Excerpts from a figure dataset
>>>>>
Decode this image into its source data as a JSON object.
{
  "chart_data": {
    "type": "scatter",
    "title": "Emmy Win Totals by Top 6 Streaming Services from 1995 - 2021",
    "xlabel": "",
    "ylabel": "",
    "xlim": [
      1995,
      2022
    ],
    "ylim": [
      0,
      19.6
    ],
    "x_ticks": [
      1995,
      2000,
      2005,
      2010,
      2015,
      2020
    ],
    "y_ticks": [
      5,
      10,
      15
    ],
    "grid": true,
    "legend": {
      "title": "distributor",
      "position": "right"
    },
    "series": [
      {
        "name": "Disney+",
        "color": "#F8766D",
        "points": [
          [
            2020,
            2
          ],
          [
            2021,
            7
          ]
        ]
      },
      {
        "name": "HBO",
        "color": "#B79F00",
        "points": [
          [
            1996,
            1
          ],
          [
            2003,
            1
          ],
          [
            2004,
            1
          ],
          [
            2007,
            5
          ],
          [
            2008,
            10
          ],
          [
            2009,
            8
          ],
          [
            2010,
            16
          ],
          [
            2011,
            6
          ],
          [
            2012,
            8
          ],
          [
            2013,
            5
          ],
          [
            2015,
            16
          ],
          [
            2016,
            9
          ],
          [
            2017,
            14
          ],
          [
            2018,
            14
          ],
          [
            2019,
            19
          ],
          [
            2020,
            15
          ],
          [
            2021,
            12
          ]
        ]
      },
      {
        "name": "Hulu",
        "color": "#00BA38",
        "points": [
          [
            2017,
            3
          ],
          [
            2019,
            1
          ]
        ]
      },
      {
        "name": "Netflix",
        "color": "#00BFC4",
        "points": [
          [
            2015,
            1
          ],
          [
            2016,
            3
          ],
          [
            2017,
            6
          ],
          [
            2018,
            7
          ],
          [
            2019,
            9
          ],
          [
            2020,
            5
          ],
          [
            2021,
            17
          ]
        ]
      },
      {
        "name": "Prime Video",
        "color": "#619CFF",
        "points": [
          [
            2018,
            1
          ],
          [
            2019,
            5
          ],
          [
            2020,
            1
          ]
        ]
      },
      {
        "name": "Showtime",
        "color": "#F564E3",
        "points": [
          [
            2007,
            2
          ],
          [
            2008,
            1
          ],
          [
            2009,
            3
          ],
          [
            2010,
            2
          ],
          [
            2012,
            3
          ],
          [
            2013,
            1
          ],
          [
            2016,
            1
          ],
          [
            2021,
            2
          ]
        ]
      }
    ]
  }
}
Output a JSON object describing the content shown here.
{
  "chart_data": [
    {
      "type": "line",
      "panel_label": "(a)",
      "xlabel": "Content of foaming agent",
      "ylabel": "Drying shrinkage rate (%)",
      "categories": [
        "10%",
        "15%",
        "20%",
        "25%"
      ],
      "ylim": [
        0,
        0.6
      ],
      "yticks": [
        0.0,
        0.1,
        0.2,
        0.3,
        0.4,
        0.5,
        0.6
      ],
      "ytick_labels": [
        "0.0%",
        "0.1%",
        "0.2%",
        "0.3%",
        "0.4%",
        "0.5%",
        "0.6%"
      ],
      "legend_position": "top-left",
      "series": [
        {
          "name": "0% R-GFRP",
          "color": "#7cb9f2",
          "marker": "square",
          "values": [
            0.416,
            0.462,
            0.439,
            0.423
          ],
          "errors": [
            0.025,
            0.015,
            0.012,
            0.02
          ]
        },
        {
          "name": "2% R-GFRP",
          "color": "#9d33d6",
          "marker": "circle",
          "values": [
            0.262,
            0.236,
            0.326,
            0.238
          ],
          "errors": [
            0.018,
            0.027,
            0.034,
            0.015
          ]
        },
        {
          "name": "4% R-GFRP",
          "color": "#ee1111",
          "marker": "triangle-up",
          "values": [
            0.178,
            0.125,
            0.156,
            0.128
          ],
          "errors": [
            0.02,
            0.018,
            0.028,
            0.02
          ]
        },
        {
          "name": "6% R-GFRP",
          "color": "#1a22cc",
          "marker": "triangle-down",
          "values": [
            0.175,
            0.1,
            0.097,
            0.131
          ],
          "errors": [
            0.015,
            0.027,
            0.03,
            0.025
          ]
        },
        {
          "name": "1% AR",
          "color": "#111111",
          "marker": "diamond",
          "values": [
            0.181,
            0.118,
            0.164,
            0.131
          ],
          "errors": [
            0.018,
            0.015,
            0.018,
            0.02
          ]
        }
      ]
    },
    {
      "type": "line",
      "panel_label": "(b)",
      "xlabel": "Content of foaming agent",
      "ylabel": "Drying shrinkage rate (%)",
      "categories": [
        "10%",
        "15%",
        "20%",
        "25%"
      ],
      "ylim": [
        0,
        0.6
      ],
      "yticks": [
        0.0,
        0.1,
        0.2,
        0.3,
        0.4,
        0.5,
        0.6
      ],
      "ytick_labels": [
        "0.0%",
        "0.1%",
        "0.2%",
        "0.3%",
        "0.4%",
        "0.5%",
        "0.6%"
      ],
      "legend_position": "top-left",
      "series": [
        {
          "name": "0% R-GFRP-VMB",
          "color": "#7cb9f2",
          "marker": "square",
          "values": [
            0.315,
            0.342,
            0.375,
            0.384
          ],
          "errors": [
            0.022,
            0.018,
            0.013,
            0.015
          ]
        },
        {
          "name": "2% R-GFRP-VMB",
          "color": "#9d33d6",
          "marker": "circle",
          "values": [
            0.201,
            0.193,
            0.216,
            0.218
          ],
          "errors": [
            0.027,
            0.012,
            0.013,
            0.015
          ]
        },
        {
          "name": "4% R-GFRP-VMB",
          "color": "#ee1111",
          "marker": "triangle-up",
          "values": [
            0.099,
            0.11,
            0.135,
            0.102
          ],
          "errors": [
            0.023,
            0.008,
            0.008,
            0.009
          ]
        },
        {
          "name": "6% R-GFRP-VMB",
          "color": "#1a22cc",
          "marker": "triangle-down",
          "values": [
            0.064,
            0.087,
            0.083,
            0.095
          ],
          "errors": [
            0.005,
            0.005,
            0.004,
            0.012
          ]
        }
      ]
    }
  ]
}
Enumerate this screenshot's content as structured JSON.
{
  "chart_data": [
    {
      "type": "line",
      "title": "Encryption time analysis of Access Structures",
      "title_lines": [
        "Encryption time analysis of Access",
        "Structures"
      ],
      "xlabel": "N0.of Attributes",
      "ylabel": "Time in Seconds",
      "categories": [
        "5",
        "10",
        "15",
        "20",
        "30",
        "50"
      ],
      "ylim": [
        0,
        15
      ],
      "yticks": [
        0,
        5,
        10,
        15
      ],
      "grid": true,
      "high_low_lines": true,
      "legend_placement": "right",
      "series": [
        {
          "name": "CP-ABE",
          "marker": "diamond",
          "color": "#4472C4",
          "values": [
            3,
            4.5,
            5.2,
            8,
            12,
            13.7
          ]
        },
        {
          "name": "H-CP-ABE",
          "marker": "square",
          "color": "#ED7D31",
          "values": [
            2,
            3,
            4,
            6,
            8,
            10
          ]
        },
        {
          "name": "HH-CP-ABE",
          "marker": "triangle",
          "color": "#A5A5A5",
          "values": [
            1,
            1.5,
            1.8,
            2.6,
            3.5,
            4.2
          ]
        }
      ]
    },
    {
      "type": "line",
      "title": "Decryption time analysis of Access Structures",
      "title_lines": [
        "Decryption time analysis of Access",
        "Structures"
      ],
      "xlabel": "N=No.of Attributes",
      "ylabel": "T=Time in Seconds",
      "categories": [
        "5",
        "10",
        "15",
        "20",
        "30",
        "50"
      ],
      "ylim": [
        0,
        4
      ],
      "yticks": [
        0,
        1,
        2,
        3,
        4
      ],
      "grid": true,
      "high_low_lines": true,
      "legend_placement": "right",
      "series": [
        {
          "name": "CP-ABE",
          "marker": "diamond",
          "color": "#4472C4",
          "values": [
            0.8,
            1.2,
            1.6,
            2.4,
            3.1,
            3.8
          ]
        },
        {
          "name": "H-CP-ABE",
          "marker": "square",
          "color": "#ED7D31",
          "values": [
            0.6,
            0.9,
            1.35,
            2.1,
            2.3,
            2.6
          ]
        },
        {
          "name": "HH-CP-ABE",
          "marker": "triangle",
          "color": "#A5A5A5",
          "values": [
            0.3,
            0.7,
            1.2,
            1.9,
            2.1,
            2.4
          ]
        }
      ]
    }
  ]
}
<<<<<
Aim of the task: Using the material above, gather every line that includes "this".

Solution to the exercise:
Decode this image into its source data as a JSON object.
Enumerate this screenshot's content as structured JSON.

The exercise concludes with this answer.